[Stored data entries]
******************************
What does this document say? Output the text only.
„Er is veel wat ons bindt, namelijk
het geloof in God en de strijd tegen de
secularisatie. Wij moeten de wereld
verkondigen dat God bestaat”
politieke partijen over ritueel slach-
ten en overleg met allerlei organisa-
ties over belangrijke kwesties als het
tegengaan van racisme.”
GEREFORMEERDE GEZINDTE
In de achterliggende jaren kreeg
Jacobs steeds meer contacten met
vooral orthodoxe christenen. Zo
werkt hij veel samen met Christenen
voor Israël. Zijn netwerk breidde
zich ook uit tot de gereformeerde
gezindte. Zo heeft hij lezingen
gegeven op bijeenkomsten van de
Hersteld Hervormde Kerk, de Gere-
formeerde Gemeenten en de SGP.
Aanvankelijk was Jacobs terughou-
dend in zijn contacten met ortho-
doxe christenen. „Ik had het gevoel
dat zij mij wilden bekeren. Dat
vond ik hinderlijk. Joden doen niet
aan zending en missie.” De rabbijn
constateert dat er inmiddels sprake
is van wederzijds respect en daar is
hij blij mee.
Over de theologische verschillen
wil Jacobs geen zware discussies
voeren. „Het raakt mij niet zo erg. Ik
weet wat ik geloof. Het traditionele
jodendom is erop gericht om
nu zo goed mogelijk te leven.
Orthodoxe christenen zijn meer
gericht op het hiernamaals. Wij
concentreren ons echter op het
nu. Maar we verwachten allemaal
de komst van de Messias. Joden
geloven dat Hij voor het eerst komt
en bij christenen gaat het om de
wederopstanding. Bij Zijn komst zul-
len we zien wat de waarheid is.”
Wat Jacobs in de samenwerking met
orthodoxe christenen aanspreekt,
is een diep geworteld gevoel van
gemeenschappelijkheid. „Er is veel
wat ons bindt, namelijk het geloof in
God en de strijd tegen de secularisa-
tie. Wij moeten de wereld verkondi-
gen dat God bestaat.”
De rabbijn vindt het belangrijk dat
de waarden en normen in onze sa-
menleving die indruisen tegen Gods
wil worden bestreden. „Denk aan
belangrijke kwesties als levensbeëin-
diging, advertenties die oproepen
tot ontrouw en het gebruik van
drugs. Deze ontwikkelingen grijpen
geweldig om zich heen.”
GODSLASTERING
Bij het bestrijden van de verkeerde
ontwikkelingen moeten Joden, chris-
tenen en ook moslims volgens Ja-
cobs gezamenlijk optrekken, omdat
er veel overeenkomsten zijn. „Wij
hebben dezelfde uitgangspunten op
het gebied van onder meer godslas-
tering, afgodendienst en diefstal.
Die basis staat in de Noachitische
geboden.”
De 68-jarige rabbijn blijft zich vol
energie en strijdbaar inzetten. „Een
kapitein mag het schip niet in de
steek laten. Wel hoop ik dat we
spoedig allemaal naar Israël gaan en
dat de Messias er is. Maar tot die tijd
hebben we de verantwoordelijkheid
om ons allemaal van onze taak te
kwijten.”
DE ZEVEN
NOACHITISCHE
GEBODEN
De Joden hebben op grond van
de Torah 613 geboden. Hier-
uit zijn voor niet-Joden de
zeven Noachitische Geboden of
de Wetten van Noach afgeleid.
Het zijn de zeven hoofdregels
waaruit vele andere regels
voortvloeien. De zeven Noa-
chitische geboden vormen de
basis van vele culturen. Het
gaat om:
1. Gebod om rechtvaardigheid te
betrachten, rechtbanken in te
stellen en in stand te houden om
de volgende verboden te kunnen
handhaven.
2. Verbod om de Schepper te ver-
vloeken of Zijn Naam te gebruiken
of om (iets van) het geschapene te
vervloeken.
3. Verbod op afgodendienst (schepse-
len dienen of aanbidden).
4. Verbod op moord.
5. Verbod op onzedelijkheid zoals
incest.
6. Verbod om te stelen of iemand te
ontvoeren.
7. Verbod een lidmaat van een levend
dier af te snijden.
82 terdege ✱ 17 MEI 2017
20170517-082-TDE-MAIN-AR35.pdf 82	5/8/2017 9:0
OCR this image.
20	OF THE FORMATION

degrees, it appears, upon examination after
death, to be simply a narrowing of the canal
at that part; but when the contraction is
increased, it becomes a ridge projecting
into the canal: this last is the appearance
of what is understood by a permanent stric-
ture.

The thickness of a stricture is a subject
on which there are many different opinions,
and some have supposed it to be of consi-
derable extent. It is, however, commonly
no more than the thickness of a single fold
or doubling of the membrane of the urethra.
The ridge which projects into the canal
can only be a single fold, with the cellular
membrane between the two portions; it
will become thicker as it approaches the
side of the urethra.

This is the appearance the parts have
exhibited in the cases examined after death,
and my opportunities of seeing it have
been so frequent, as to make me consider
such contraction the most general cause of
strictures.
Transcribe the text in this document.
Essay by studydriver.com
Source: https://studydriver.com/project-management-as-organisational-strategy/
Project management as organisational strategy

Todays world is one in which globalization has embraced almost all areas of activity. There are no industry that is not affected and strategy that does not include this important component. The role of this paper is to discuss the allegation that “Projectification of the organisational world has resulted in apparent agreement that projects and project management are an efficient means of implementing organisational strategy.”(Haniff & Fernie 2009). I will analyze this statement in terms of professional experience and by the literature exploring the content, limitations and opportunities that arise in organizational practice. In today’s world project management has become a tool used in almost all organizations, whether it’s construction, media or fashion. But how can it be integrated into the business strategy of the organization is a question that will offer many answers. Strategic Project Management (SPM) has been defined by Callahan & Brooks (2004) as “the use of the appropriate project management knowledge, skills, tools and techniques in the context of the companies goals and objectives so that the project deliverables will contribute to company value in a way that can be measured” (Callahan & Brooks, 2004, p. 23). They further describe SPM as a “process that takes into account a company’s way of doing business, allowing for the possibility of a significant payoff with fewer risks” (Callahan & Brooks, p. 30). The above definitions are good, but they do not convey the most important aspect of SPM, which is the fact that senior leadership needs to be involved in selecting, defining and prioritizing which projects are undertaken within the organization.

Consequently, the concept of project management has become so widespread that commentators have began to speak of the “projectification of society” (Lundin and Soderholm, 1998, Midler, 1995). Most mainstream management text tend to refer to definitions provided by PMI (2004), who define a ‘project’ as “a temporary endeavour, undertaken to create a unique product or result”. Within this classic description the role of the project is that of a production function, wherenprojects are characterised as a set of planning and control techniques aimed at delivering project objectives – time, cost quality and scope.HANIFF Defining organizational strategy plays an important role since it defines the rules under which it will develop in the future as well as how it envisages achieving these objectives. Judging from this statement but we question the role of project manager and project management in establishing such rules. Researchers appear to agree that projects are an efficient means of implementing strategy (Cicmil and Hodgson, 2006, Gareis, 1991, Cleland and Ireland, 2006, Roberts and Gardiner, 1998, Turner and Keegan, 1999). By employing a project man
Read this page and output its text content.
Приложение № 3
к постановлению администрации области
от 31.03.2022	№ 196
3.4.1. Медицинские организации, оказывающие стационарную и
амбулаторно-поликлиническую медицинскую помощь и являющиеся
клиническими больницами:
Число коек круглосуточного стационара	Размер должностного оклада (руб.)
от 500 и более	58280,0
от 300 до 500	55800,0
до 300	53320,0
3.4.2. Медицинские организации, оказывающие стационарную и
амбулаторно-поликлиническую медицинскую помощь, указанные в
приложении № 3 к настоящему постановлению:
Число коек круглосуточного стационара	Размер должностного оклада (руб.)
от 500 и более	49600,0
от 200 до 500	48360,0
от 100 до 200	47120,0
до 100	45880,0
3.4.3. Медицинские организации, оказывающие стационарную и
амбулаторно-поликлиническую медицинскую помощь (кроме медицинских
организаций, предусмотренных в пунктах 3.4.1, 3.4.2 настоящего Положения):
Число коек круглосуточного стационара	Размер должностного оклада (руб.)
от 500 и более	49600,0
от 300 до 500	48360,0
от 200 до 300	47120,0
******************************
Using the listing above, pull out all lines that hold the word "veel".

RESULT FOR THIS TASK:
„Er is veel wat ons bindt, namelijk
werkt hij veel samen met Christenen
gemeenschappelijkheid. „Er is veel
er veel overeenkomsten zijn. „Wij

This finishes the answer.